== Source data

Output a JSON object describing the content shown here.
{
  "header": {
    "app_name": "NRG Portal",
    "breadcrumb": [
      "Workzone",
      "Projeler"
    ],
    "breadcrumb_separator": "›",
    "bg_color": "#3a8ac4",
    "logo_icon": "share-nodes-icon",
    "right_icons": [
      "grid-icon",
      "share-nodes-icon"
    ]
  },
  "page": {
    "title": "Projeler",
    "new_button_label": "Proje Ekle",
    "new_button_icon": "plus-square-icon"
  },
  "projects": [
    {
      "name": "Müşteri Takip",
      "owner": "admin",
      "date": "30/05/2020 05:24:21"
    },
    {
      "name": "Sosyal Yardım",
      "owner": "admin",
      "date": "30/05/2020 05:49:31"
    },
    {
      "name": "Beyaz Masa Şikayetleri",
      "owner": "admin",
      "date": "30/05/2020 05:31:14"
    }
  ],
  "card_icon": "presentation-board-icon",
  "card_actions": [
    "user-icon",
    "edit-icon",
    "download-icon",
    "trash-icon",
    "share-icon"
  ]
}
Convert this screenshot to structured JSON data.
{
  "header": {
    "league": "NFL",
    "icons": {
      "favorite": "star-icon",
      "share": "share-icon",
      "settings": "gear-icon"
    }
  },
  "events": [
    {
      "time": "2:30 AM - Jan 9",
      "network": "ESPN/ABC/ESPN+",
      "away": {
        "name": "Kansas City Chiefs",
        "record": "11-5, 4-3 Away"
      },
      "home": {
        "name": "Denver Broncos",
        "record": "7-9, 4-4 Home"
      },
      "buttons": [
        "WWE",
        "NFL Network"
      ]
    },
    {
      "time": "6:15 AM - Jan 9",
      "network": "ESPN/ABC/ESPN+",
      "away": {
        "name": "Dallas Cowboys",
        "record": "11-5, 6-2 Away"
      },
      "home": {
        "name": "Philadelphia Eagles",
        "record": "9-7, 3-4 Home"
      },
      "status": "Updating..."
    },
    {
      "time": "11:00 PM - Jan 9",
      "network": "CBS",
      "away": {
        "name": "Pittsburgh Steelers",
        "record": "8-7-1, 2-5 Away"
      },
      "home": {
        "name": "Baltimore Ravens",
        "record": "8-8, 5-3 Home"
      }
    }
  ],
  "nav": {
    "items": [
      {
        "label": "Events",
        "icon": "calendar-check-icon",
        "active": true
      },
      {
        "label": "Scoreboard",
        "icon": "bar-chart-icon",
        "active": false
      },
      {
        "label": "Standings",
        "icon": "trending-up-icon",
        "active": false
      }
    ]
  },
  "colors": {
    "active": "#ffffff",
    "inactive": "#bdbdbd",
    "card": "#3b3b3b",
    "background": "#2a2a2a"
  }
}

====

Pick each line holding the word "nodes" out of the listing.

    "logo_icon": "share-nodes-icon",
      "share-nodes-icon"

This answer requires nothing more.